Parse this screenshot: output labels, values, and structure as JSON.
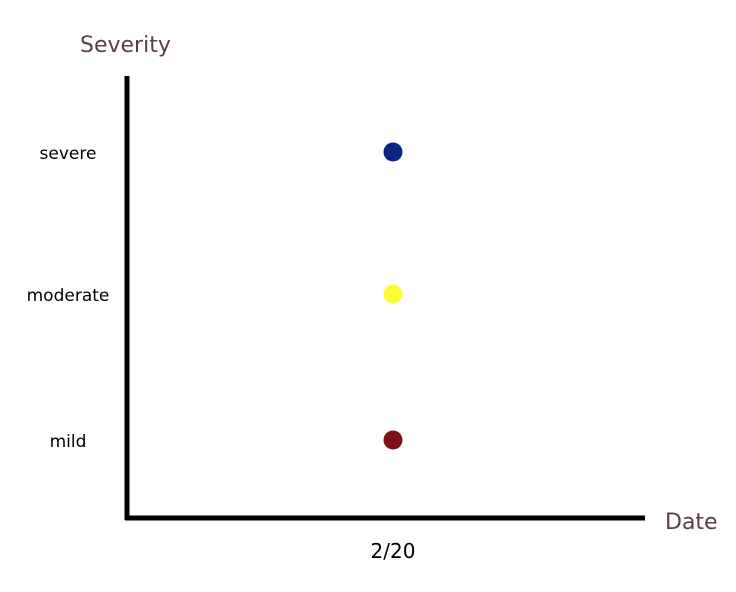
{
  "chart_data": {
    "type": "scatter",
    "title": "",
    "xlabel": "Date",
    "ylabel": "Severity",
    "x_categories": [
      "2/20"
    ],
    "y_categories": [
      "mild",
      "moderate",
      "severe"
    ],
    "grid": false,
    "legend": "none",
    "points": [
      {
        "x": "2/20",
        "y": "severe",
        "color": "#0b2585"
      },
      {
        "x": "2/20",
        "y": "moderate",
        "color": "#fdfb35"
      },
      {
        "x": "2/20",
        "y": "mild",
        "color": "#7d1217"
      }
    ],
    "colors": {
      "axis": "#000000",
      "axis_title": "#5a3f48",
      "tick_label": "#000000"
    }
  }
}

****************

Output the entries above exactly. Drop the pictures.

Parse this screenshot: output labels, values, and structure as JSON.
{
  "chart_data": {
    "type": "scatter",
    "title": "",
    "xlabel": "Date",
    "ylabel": "Severity",
    "x_categories": [
      "2/20"
    ],
    "y_categories": [
      "mild",
      "moderate",
      "severe"
    ],
    "grid": false,
    "legend": "none",
    "points": [
      {
        "x": "2/20",
        "y": "severe",
        "color": "#0b2585"
      },
      {
        "x": "2/20",
        "y": "moderate",
        "color": "#fdfb35"
      },
      {
        "x": "2/20",
        "y": "mild",
        "color": "#7d1217"
      }
    ],
    "colors": {
      "axis": "#000000",
      "axis_title": "#5a3f48",
      "tick_label": "#000000"
    }
  }
}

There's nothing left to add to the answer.